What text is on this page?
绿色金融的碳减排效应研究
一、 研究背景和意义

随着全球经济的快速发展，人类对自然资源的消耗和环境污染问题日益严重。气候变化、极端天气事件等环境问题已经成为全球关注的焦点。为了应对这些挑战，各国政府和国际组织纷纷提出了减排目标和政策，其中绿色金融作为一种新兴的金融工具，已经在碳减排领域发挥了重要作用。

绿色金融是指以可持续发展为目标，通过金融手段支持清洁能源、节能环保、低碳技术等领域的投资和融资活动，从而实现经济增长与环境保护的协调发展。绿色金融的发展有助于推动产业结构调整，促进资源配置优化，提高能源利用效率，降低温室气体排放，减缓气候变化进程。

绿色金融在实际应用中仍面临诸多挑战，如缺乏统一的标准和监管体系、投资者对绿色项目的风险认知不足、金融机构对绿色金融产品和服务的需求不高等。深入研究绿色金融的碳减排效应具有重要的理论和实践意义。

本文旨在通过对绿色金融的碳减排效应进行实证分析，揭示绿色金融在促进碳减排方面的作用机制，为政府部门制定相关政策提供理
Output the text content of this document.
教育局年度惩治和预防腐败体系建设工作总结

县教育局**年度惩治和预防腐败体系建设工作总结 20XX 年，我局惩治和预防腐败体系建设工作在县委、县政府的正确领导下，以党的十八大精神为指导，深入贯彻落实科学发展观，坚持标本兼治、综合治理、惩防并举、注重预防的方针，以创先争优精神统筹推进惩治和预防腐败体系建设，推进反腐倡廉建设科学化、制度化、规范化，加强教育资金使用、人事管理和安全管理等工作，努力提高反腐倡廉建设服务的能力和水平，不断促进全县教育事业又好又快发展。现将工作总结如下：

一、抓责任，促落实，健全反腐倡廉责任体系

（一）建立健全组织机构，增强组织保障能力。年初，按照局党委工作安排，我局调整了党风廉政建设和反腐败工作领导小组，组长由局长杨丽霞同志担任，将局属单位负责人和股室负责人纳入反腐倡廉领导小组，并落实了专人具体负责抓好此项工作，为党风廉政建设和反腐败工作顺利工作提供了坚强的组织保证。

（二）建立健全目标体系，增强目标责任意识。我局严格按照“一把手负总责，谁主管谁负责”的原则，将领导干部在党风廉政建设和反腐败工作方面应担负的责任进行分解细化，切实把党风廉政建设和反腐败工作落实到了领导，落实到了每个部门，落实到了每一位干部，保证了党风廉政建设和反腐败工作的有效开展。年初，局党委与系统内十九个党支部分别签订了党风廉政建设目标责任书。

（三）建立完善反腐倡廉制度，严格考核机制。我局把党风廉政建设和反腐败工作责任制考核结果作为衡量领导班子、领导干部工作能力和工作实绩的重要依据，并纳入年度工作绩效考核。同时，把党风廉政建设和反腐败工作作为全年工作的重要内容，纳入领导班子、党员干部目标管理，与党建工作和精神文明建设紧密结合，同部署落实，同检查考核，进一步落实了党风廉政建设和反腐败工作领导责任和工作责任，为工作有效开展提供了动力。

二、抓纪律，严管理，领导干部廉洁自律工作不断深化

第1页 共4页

TO DO: Repeat every record, exactly as written.

SOLUTION FOR THIS EXERCISE:
What text is on this page?
绿色金融的碳减排效应研究
一、 研究背景和意义

随着全球经济的快速发展，人类对自然资源的消耗和环境污染问题日益严重。气候变化、极端天气事件等环境问题已经成为全球关注的焦点。为了应对这些挑战，各国政府和国际组织纷纷提出了减排目标和政策，其中绿色金融作为一种新兴的金融工具，已经在碳减排领域发挥了重要作用。

绿色金融是指以可持续发展为目标，通过金融手段支持清洁能源、节能环保、低碳技术等领域的投资和融资活动，从而实现经济增长与环境保护的协调发展。绿色金融的发展有助于推动产业结构调整，促进资源配置优化，提高能源利用效率，降低温室气体排放，减缓气候变化进程。

绿色金融在实际应用中仍面临诸多挑战，如缺乏统一的标准和监管体系、投资者对绿色项目的风险认知不足、金融机构对绿色金融产品和服务的需求不高等。深入研究绿色金融的碳减排效应具有重要的理论和实践意义。

本文旨在通过对绿色金融的碳减排效应进行实证分析，揭示绿色金融在促进碳减排方面的作用机制，为政府部门制定相关政策提供理
Output the text content of this document.
教育局年度惩治和预防腐败体系建设工作总结

县教育局**年度惩治和预防腐败体系建设工作总结 20XX 年，我局惩治和预防腐败体系建设工作在县委、县政府的正确领导下，以党的十八大精神为指导，深入贯彻落实科学发展观，坚持标本兼治、综合治理、惩防并举、注重预防的方针，以创先争优精神统筹推进惩治和预防腐败体系建设，推进反腐倡廉建设科学化、制度化、规范化，加强教育资金使用、人事管理和安全管理等工作，努力提高反腐倡廉建设服务的能力和水平，不断促进全县教育事业又好又快发展。现将工作总结如下：

一、抓责任，促落实，健全反腐倡廉责任体系

（一）建立健全组织机构，增强组织保障能力。年初，按照局党委工作安排，我局调整了党风廉政建设和反腐败工作领导小组，组长由局长杨丽霞同志担任，将局属单位负责人和股室负责人纳入反腐倡廉领导小组，并落实了专人具体负责抓好此项工作，为党风廉政建设和反腐败工作顺利工作提供了坚强的组织保证。

（二）建立健全目标体系，增强目标责任意识。我局严格按照“一把手负总责，谁主管谁负责”的原则，将领导干部在党风廉政建设和反腐败工作方面应担负的责任进行分解细化，切实把党风廉政建设和反腐败工作落实到了领导，落实到了每个部门，落实到了每一位干部，保证了党风廉政建设和反腐败工作的有效开展。年初，局党委与系统内十九个党支部分别签订了党风廉政建设目标责任书。

（三）建立完善反腐倡廉制度，严格考核机制。我局把党风廉政建设和反腐败工作责任制考核结果作为衡量领导班子、领导干部工作能力和工作实绩的重要依据，并纳入年度工作绩效考核。同时，把党风廉政建设和反腐败工作作为全年工作的重要内容，纳入领导班子、党员干部目标管理，与党建工作和精神文明建设紧密结合，同部署落实，同检查考核，进一步落实了党风廉政建设和反腐败工作领导责任和工作责任，为工作有效开展提供了动力。

二、抓纪律，严管理，领导干部廉洁自律工作不断深化

第1页 共4页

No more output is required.